Every line below is to be quoted exactly, with nothing added or dropped.

# RECORD EXTRACTS start

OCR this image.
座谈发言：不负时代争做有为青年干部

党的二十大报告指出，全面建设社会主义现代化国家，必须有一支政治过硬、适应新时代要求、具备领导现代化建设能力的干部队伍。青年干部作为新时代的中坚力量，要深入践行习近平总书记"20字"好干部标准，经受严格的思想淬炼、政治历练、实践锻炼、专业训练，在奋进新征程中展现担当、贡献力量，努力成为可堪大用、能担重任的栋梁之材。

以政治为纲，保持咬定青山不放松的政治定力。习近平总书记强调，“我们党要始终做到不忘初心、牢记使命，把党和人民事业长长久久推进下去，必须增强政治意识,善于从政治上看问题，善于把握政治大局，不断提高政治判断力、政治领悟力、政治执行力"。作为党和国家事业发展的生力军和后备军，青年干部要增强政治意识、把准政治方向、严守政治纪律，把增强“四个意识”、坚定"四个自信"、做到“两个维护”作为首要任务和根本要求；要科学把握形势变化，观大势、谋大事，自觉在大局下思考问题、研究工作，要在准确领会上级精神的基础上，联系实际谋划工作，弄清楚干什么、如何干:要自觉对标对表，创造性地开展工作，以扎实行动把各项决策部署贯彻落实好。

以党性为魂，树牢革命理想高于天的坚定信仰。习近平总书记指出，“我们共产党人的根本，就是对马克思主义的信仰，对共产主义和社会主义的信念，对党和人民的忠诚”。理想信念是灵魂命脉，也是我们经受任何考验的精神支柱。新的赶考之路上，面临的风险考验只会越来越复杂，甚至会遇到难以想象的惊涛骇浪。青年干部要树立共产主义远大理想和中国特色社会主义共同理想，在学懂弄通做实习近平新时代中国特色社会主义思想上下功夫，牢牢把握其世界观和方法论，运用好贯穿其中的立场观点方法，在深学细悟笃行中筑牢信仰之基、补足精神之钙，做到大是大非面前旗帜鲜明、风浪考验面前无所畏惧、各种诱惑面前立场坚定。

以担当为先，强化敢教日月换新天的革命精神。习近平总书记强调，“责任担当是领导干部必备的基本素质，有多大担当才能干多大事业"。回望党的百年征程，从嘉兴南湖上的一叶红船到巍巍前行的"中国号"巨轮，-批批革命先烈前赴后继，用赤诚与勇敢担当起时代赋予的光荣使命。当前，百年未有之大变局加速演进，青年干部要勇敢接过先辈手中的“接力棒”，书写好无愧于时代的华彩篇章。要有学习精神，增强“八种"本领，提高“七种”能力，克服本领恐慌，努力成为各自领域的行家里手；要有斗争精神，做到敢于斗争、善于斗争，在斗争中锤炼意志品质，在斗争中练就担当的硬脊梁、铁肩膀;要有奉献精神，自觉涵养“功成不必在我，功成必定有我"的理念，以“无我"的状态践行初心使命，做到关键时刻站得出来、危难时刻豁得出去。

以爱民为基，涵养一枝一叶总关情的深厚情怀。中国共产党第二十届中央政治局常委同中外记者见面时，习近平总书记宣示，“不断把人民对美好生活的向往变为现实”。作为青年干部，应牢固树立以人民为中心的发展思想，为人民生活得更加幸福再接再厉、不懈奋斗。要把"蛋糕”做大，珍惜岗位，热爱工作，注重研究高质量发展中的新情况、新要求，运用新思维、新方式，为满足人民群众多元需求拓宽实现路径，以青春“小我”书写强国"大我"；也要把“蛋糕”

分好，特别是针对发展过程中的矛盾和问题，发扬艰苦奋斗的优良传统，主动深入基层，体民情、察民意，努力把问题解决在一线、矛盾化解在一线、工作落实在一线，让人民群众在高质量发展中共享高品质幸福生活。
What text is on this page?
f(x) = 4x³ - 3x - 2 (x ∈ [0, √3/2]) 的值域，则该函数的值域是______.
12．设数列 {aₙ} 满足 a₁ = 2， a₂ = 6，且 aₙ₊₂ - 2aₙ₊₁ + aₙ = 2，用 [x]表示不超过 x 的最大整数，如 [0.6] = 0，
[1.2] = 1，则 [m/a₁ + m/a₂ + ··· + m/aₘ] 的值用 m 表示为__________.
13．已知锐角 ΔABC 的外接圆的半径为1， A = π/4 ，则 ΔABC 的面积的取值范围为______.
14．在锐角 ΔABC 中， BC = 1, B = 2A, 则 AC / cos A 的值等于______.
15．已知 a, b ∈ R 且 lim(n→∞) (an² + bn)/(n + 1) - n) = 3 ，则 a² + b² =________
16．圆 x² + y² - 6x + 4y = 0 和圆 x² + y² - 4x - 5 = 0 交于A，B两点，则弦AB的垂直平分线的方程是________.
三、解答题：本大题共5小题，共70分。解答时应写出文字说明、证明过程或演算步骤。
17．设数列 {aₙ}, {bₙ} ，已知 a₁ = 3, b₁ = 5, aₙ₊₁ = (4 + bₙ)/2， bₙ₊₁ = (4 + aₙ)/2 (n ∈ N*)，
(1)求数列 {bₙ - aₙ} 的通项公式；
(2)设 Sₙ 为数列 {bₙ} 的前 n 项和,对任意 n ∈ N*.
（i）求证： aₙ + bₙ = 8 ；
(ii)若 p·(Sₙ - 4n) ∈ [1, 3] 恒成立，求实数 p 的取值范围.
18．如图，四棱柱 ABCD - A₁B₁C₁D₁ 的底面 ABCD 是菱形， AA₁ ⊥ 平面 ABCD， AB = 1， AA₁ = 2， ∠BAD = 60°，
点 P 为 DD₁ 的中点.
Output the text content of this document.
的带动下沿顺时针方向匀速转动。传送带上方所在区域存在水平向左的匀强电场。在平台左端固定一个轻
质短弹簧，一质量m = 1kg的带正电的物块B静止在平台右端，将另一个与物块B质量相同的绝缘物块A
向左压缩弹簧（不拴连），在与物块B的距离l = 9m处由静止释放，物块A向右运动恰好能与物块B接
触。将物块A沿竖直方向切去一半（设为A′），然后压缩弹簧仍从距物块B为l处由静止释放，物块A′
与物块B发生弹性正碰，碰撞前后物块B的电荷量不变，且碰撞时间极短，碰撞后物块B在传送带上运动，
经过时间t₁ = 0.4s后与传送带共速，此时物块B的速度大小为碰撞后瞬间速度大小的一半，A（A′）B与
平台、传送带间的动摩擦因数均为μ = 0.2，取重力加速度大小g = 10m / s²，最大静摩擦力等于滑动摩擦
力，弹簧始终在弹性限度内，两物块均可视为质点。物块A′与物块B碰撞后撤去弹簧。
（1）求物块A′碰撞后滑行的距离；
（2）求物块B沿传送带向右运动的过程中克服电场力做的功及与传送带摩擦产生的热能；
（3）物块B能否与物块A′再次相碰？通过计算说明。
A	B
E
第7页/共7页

# RECORD EXTRACTS end

* _TASK OUTPUT_:
OCR this image.
座谈发言：不负时代争做有为青年干部

党的二十大报告指出，全面建设社会主义现代化国家，必须有一支政治过硬、适应新时代要求、具备领导现代化建设能力的干部队伍。青年干部作为新时代的中坚力量，要深入践行习近平总书记"20字"好干部标准，经受严格的思想淬炼、政治历练、实践锻炼、专业训练，在奋进新征程中展现担当、贡献力量，努力成为可堪大用、能担重任的栋梁之材。

以政治为纲，保持咬定青山不放松的政治定力。习近平总书记强调，“我们党要始终做到不忘初心、牢记使命，把党和人民事业长长久久推进下去，必须增强政治意识,善于从政治上看问题，善于把握政治大局，不断提高政治判断力、政治领悟力、政治执行力"。作为党和国家事业发展的生力军和后备军，青年干部要增强政治意识、把准政治方向、严守政治纪律，把增强“四个意识”、坚定"四个自信"、做到“两个维护”作为首要任务和根本要求；要科学把握形势变化，观大势、谋大事，自觉在大局下思考问题、研究工作，要在准确领会上级精神的基础上，联系实际谋划工作，弄清楚干什么、如何干:要自觉对标对表，创造性地开展工作，以扎实行动把各项决策部署贯彻落实好。

以党性为魂，树牢革命理想高于天的坚定信仰。习近平总书记指出，“我们共产党人的根本，就是对马克思主义的信仰，对共产主义和社会主义的信念，对党和人民的忠诚”。理想信念是灵魂命脉，也是我们经受任何考验的精神支柱。新的赶考之路上，面临的风险考验只会越来越复杂，甚至会遇到难以想象的惊涛骇浪。青年干部要树立共产主义远大理想和中国特色社会主义共同理想，在学懂弄通做实习近平新时代中国特色社会主义思想上下功夫，牢牢把握其世界观和方法论，运用好贯穿其中的立场观点方法，在深学细悟笃行中筑牢信仰之基、补足精神之钙，做到大是大非面前旗帜鲜明、风浪考验面前无所畏惧、各种诱惑面前立场坚定。

以担当为先，强化敢教日月换新天的革命精神。习近平总书记强调，“责任担当是领导干部必备的基本素质，有多大担当才能干多大事业"。回望党的百年征程，从嘉兴南湖上的一叶红船到巍巍前行的"中国号"巨轮，-批批革命先烈前赴后继，用赤诚与勇敢担当起时代赋予的光荣使命。当前，百年未有之大变局加速演进，青年干部要勇敢接过先辈手中的“接力棒”，书写好无愧于时代的华彩篇章。要有学习精神，增强“八种"本领，提高“七种”能力，克服本领恐慌，努力成为各自领域的行家里手；要有斗争精神，做到敢于斗争、善于斗争，在斗争中锤炼意志品质，在斗争中练就担当的硬脊梁、铁肩膀;要有奉献精神，自觉涵养“功成不必在我，功成必定有我"的理念，以“无我"的状态践行初心使命，做到关键时刻站得出来、危难时刻豁得出去。

以爱民为基，涵养一枝一叶总关情的深厚情怀。中国共产党第二十届中央政治局常委同中外记者见面时，习近平总书记宣示，“不断把人民对美好生活的向往变为现实”。作为青年干部，应牢固树立以人民为中心的发展思想，为人民生活得更加幸福再接再厉、不懈奋斗。要把"蛋糕”做大，珍惜岗位，热爱工作，注重研究高质量发展中的新情况、新要求，运用新思维、新方式，为满足人民群众多元需求拓宽实现路径，以青春“小我”书写强国"大我"；也要把“蛋糕”

分好，特别是针对发展过程中的矛盾和问题，发扬艰苦奋斗的优良传统，主动深入基层，体民情、察民意，努力把问题解决在一线、矛盾化解在一线、工作落实在一线，让人民群众在高质量发展中共享高品质幸福生活。
What text is on this page?
f(x) = 4x³ - 3x - 2 (x ∈ [0, √3/2]) 的值域，则该函数的值域是______.
12．设数列 {aₙ} 满足 a₁ = 2， a₂ = 6，且 aₙ₊₂ - 2aₙ₊₁ + aₙ = 2，用 [x]表示不超过 x 的最大整数，如 [0.6] = 0，
[1.2] = 1，则 [m/a₁ + m/a₂ + ··· + m/aₘ] 的值用 m 表示为__________.
13．已知锐角 ΔABC 的外接圆的半径为1， A = π/4 ，则 ΔABC 的面积的取值范围为______.
14．在锐角 ΔABC 中， BC = 1, B = 2A, 则 AC / cos A 的值等于______.
15．已知 a, b ∈ R 且 lim(n→∞) (an² + bn)/(n + 1) - n) = 3 ，则 a² + b² =________
16．圆 x² + y² - 6x + 4y = 0 和圆 x² + y² - 4x - 5 = 0 交于A，B两点，则弦AB的垂直平分线的方程是________.
三、解答题：本大题共5小题，共70分。解答时应写出文字说明、证明过程或演算步骤。
17．设数列 {aₙ}, {bₙ} ，已知 a₁ = 3, b₁ = 5, aₙ₊₁ = (4 + bₙ)/2， bₙ₊₁ = (4 + aₙ)/2 (n ∈ N*)，
(1)求数列 {bₙ - aₙ} 的通项公式；
(2)设 Sₙ 为数列 {bₙ} 的前 n 项和,对任意 n ∈ N*.
（i）求证： aₙ + bₙ = 8 ；
(ii)若 p·(Sₙ - 4n) ∈ [1, 3] 恒成立，求实数 p 的取值范围.
18．如图，四棱柱 ABCD - A₁B₁C₁D₁ 的底面 ABCD 是菱形， AA₁ ⊥ 平面 ABCD， AB = 1， AA₁ = 2， ∠BAD = 60°，
点 P 为 DD₁ 的中点.
Output the text content of this document.
的带动下沿顺时针方向匀速转动。传送带上方所在区域存在水平向左的匀强电场。在平台左端固定一个轻
质短弹簧，一质量m = 1kg的带正电的物块B静止在平台右端，将另一个与物块B质量相同的绝缘物块A
向左压缩弹簧（不拴连），在与物块B的距离l = 9m处由静止释放，物块A向右运动恰好能与物块B接
触。将物块A沿竖直方向切去一半（设为A′），然后压缩弹簧仍从距物块B为l处由静止释放，物块A′
与物块B发生弹性正碰，碰撞前后物块B的电荷量不变，且碰撞时间极短，碰撞后物块B在传送带上运动，
经过时间t₁ = 0.4s后与传送带共速，此时物块B的速度大小为碰撞后瞬间速度大小的一半，A（A′）B与
平台、传送带间的动摩擦因数均为μ = 0.2，取重力加速度大小g = 10m / s²，最大静摩擦力等于滑动摩擦
力，弹簧始终在弹性限度内，两物块均可视为质点。物块A′与物块B碰撞后撤去弹簧。
（1）求物块A′碰撞后滑行的距离；
（2）求物块B沿传送带向右运动的过程中克服电场力做的功及与传送带摩擦产生的热能；
（3）物块B能否与物块A′再次相碰？通过计算说明。
A	B
E
第7页/共7页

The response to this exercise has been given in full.